*GIVEN EXERCISE*. Each entry below should be reproduced character for character.

***

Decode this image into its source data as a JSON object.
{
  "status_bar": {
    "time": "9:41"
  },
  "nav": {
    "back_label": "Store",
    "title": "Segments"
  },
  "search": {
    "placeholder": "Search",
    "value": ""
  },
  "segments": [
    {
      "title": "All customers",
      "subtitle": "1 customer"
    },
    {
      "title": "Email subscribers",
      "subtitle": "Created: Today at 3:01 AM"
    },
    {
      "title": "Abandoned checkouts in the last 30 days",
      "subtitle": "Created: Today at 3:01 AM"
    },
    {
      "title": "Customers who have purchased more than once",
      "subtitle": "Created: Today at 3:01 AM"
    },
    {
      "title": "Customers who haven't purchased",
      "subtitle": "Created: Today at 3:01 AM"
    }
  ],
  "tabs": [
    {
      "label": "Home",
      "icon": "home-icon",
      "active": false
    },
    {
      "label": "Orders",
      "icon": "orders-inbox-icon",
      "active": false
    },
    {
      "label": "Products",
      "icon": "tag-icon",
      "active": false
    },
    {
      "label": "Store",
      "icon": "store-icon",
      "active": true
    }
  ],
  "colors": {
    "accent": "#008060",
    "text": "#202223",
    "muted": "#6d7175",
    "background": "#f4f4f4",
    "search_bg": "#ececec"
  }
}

***

*TASK ANSWER*.
Decode this image into its source data as a JSON object.
{
  "status_bar": {
    "time": "9:41"
  },
  "nav": {
    "back_label": "Store",
    "title": "Segments"
  },
  "search": {
    "placeholder": "Search",
    "value": ""
  },
  "segments": [
    {
      "title": "All customers",
      "subtitle": "1 customer"
    },
    {
      "title": "Email subscribers",
      "subtitle": "Created: Today at 3:01 AM"
    },
    {
      "title": "Abandoned checkouts in the last 30 days",
      "subtitle": "Created: Today at 3:01 AM"
    },
    {
      "title": "Customers who have purchased more than once",
      "subtitle": "Created: Today at 3:01 AM"
    },
    {
      "title": "Customers who haven't purchased",
      "subtitle": "Created: Today at 3:01 AM"
    }
  ],
  "tabs": [
    {
      "label": "Home",
      "icon": "home-icon",
      "active": false
    },
    {
      "label": "Orders",
      "icon": "orders-inbox-icon",
      "active": false
    },
    {
      "label": "Products",
      "icon": "tag-icon",
      "active": false
    },
    {
      "label": "Store",
      "icon": "store-icon",
      "active": true
    }
  ],
  "colors": {
    "accent": "#008060",
    "text": "#202223",
    "muted": "#6d7175",
    "background": "#f4f4f4",
    "search_bg": "#ececec"
  }
}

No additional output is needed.